── Supplied data ──

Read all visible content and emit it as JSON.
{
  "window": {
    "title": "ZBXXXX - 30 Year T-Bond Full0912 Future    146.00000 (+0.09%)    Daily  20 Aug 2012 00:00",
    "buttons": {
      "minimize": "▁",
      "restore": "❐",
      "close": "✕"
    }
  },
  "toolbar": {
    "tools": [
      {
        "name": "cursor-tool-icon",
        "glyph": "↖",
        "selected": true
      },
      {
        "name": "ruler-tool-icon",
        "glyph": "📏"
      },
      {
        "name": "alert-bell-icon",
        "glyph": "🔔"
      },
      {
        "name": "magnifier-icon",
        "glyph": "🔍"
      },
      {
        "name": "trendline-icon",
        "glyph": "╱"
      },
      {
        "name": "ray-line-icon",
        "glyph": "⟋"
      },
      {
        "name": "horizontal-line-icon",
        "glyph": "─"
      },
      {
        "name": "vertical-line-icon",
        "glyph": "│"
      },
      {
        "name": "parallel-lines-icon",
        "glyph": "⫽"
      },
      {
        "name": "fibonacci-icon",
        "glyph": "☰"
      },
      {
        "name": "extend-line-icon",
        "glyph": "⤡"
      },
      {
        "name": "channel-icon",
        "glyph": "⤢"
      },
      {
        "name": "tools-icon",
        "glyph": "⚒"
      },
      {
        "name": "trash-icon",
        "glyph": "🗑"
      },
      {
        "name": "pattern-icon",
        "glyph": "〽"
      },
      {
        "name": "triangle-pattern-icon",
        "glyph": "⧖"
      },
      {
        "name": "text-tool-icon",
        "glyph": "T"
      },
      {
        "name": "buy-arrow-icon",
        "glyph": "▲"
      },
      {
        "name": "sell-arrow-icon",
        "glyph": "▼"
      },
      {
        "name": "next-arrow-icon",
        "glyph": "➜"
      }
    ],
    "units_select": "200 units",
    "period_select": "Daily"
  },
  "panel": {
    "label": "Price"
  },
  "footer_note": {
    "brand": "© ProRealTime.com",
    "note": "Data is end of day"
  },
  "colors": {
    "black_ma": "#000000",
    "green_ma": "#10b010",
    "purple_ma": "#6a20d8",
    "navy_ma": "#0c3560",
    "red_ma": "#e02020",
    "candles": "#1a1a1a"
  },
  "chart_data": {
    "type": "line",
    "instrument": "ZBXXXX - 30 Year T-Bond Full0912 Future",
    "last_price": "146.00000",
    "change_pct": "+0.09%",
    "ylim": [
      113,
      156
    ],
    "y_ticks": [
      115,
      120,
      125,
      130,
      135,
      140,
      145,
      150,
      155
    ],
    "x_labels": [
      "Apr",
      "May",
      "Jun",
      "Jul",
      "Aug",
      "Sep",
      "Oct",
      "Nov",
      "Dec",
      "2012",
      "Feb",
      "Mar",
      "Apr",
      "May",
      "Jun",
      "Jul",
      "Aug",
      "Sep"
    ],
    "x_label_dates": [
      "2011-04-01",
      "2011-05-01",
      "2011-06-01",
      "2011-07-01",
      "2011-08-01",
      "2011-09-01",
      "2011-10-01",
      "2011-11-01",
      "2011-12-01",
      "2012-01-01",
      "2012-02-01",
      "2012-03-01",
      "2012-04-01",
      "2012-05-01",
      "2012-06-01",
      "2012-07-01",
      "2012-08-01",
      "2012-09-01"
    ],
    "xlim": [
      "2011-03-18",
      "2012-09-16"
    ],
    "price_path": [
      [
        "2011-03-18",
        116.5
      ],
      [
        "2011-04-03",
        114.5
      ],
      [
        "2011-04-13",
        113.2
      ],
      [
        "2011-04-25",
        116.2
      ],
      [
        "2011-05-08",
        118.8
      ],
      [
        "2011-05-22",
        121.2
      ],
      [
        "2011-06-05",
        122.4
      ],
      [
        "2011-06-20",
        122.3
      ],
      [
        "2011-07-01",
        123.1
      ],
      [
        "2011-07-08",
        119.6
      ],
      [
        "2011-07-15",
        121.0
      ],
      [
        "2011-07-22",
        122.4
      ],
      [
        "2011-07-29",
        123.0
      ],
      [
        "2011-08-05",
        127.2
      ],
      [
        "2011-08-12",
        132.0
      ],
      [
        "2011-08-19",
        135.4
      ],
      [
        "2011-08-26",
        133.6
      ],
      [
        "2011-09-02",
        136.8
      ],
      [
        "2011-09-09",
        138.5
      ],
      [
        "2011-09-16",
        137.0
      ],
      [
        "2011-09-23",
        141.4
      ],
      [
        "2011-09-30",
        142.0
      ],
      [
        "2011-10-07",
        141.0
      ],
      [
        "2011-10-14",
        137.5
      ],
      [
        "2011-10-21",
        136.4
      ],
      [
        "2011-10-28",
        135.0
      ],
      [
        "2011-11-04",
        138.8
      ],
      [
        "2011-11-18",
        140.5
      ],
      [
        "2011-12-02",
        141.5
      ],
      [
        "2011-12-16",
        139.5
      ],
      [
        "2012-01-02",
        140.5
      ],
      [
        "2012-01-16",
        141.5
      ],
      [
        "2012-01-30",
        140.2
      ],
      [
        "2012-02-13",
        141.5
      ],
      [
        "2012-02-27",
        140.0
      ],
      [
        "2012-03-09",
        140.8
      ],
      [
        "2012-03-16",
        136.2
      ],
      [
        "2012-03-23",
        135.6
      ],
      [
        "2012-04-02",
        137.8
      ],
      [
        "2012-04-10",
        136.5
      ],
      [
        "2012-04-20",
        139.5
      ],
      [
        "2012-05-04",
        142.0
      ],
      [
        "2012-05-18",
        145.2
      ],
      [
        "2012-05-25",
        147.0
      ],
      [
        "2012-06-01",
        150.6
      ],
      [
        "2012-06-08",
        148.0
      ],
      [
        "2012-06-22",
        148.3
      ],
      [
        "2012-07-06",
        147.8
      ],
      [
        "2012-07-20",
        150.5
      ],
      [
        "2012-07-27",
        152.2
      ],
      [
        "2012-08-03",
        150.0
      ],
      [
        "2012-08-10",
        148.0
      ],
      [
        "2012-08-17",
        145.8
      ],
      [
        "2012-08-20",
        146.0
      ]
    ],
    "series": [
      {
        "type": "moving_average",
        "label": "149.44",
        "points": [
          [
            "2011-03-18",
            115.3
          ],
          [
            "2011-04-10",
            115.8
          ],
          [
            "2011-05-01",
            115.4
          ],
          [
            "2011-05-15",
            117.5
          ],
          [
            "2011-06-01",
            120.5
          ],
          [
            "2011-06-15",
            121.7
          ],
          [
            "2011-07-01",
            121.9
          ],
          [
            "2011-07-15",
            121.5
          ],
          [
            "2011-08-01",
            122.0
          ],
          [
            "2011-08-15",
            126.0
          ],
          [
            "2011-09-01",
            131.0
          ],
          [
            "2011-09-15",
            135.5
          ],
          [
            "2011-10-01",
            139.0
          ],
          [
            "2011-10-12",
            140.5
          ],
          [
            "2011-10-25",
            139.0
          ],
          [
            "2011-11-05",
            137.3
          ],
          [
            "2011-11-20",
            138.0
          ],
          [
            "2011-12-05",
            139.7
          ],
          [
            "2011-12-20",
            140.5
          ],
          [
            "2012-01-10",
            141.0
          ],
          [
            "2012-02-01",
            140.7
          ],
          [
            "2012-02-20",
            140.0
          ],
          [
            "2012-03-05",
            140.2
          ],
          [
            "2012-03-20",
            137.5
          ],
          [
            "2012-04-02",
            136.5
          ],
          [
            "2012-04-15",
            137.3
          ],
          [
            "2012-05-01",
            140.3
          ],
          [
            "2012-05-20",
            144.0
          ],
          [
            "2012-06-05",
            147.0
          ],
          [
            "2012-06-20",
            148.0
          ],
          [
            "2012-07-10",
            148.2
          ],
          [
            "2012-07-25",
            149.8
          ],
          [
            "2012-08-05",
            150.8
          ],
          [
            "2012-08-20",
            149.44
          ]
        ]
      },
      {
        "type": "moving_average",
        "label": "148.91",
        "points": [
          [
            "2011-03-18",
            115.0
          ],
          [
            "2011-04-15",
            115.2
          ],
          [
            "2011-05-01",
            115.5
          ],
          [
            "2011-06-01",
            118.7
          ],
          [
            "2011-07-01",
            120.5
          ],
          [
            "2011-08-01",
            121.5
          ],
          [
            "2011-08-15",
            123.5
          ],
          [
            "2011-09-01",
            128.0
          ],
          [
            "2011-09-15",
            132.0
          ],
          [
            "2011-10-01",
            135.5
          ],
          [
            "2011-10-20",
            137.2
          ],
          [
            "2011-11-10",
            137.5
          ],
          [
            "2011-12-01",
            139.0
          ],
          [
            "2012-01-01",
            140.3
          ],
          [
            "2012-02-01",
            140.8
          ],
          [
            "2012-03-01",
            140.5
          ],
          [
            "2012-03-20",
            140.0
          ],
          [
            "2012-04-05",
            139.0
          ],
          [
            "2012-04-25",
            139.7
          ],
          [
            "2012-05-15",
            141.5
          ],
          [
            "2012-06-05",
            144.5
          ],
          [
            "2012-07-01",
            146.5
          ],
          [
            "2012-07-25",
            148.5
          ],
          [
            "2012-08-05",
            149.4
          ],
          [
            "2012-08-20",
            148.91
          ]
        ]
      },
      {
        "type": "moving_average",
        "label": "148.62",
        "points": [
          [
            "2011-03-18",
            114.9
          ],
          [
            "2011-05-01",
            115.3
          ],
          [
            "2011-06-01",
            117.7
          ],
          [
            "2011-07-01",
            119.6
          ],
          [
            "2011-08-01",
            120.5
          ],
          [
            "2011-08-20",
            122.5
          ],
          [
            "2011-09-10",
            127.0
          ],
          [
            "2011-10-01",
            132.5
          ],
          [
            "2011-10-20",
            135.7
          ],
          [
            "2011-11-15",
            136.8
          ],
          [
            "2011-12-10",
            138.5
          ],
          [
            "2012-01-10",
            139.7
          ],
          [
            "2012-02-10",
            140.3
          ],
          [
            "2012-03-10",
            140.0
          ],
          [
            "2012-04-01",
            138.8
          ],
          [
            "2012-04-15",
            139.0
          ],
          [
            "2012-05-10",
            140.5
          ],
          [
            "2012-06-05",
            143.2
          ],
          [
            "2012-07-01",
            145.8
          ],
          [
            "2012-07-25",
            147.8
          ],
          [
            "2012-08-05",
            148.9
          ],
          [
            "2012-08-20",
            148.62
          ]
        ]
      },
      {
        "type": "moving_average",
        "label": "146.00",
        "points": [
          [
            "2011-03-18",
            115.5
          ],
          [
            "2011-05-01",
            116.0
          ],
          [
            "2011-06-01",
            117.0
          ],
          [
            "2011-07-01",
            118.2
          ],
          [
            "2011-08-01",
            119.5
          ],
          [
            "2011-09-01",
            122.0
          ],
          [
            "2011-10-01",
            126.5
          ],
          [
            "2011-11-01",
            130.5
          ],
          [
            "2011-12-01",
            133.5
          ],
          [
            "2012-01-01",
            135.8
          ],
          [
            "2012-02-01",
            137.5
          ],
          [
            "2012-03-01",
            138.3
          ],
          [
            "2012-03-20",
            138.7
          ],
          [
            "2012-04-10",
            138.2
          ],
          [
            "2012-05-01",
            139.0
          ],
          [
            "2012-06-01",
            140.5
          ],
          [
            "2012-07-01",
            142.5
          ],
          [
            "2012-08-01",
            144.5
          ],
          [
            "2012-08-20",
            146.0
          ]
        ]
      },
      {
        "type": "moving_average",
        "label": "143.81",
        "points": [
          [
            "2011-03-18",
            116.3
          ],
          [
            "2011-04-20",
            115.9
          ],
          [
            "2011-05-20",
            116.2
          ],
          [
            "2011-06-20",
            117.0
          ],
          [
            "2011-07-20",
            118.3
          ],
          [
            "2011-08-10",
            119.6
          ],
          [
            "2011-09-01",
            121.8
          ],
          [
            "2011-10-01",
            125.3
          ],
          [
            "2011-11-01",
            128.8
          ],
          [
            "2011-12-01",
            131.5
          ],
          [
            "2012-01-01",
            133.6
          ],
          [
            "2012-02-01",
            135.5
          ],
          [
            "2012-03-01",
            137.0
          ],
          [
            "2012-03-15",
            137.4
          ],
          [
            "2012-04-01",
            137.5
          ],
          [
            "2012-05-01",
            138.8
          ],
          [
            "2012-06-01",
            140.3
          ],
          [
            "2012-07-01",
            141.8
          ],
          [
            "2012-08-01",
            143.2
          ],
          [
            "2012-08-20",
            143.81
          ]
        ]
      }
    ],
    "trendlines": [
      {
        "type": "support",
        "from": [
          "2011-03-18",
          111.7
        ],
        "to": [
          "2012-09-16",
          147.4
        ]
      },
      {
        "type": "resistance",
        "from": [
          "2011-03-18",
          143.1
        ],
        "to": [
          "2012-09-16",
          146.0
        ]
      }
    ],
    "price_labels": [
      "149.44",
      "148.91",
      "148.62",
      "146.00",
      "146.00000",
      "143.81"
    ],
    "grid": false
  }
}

───

### Exercise objective
Only the number is wanted: how many lines in the preceding entries hold the string "pattern"?

### Exercise result
2